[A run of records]
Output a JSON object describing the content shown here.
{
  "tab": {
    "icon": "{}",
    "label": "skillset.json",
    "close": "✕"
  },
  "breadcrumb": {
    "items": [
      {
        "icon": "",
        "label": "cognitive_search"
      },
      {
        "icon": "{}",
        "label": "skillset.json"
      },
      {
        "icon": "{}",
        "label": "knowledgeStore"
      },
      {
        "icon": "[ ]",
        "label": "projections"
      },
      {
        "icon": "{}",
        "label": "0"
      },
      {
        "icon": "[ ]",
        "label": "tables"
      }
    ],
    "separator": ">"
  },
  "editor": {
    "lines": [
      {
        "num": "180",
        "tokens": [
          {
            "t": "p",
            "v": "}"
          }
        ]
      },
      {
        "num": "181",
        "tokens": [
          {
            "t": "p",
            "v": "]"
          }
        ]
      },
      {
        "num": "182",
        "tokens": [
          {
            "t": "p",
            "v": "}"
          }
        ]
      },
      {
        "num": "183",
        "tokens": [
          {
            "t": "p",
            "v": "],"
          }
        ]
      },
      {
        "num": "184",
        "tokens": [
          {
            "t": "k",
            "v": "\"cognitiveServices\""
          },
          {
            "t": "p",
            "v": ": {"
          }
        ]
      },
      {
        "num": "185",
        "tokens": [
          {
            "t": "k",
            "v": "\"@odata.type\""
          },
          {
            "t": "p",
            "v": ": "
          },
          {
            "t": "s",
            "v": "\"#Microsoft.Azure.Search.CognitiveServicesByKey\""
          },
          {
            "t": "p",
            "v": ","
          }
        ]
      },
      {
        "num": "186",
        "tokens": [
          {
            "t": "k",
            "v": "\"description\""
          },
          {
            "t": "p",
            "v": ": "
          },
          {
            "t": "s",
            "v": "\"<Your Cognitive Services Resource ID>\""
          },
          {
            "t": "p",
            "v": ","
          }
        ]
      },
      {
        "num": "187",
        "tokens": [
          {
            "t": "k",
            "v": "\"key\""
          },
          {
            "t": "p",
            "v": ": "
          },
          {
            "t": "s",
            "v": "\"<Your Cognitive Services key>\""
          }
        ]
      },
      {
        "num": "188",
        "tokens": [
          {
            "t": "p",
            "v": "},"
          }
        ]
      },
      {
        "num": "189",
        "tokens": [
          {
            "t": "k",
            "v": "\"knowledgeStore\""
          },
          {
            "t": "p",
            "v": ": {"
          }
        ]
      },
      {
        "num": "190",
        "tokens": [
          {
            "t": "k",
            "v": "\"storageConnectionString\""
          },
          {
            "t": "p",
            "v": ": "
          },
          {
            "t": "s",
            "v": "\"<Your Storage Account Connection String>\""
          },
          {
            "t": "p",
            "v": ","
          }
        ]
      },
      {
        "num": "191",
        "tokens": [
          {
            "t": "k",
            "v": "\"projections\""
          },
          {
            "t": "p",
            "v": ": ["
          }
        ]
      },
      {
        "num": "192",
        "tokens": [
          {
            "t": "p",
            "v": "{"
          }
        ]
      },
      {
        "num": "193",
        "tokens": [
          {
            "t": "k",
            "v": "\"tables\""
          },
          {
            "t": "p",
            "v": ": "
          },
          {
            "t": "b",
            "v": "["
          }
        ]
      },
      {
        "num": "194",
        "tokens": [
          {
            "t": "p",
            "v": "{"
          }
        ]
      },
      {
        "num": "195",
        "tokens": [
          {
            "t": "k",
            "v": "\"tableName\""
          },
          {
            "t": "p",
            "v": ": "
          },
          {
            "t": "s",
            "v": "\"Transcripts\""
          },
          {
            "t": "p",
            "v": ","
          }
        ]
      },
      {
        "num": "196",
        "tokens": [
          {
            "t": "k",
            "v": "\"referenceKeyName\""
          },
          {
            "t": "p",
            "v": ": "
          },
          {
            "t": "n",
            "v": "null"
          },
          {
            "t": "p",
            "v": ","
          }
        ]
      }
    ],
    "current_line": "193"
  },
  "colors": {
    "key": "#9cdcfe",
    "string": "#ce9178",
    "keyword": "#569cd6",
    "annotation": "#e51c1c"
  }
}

Work to complete: Each record must be returned exactly as it is written.

Worked solution:
Output a JSON object describing the content shown here.
{
  "tab": {
    "icon": "{}",
    "label": "skillset.json",
    "close": "✕"
  },
  "breadcrumb": {
    "items": [
      {
        "icon": "",
        "label": "cognitive_search"
      },
      {
        "icon": "{}",
        "label": "skillset.json"
      },
      {
        "icon": "{}",
        "label": "knowledgeStore"
      },
      {
        "icon": "[ ]",
        "label": "projections"
      },
      {
        "icon": "{}",
        "label": "0"
      },
      {
        "icon": "[ ]",
        "label": "tables"
      }
    ],
    "separator": ">"
  },
  "editor": {
    "lines": [
      {
        "num": "180",
        "tokens": [
          {
            "t": "p",
            "v": "}"
          }
        ]
      },
      {
        "num": "181",
        "tokens": [
          {
            "t": "p",
            "v": "]"
          }
        ]
      },
      {
        "num": "182",
        "tokens": [
          {
            "t": "p",
            "v": "}"
          }
        ]
      },
      {
        "num": "183",
        "tokens": [
          {
            "t": "p",
            "v": "],"
          }
        ]
      },
      {
        "num": "184",
        "tokens": [
          {
            "t": "k",
            "v": "\"cognitiveServices\""
          },
          {
            "t": "p",
            "v": ": {"
          }
        ]
      },
      {
        "num": "185",
        "tokens": [
          {
            "t": "k",
            "v": "\"@odata.type\""
          },
          {
            "t": "p",
            "v": ": "
          },
          {
            "t": "s",
            "v": "\"#Microsoft.Azure.Search.CognitiveServicesByKey\""
          },
          {
            "t": "p",
            "v": ","
          }
        ]
      },
      {
        "num": "186",
        "tokens": [
          {
            "t": "k",
            "v": "\"description\""
          },
          {
            "t": "p",
            "v": ": "
          },
          {
            "t": "s",
            "v": "\"<Your Cognitive Services Resource ID>\""
          },
          {
            "t": "p",
            "v": ","
          }
        ]
      },
      {
        "num": "187",
        "tokens": [
          {
            "t": "k",
            "v": "\"key\""
          },
          {
            "t": "p",
            "v": ": "
          },
          {
            "t": "s",
            "v": "\"<Your Cognitive Services key>\""
          }
        ]
      },
      {
        "num": "188",
        "tokens": [
          {
            "t": "p",
            "v": "},"
          }
        ]
      },
      {
        "num": "189",
        "tokens": [
          {
            "t": "k",
            "v": "\"knowledgeStore\""
          },
          {
            "t": "p",
            "v": ": {"
          }
        ]
      },
      {
        "num": "190",
        "tokens": [
          {
            "t": "k",
            "v": "\"storageConnectionString\""
          },
          {
            "t": "p",
            "v": ": "
          },
          {
            "t": "s",
            "v": "\"<Your Storage Account Connection String>\""
          },
          {
            "t": "p",
            "v": ","
          }
        ]
      },
      {
        "num": "191",
        "tokens": [
          {
            "t": "k",
            "v": "\"projections\""
          },
          {
            "t": "p",
            "v": ": ["
          }
        ]
      },
      {
        "num": "192",
        "tokens": [
          {
            "t": "p",
            "v": "{"
          }
        ]
      },
      {
        "num": "193",
        "tokens": [
          {
            "t": "k",
            "v": "\"tables\""
          },
          {
            "t": "p",
            "v": ": "
          },
          {
            "t": "b",
            "v": "["
          }
        ]
      },
      {
        "num": "194",
        "tokens": [
          {
            "t": "p",
            "v": "{"
          }
        ]
      },
      {
        "num": "195",
        "tokens": [
          {
            "t": "k",
            "v": "\"tableName\""
          },
          {
            "t": "p",
            "v": ": "
          },
          {
            "t": "s",
            "v": "\"Transcripts\""
          },
          {
            "t": "p",
            "v": ","
          }
        ]
      },
      {
        "num": "196",
        "tokens": [
          {
            "t": "k",
            "v": "\"referenceKeyName\""
          },
          {
            "t": "p",
            "v": ": "
          },
          {
            "t": "n",
            "v": "null"
          },
          {
            "t": "p",
            "v": ","
          }
        ]
      }
    ],
    "current_line": "193"
  },
  "colors": {
    "key": "#9cdcfe",
    "string": "#ce9178",
    "keyword": "#569cd6",
    "annotation": "#e51c1c"
  }
}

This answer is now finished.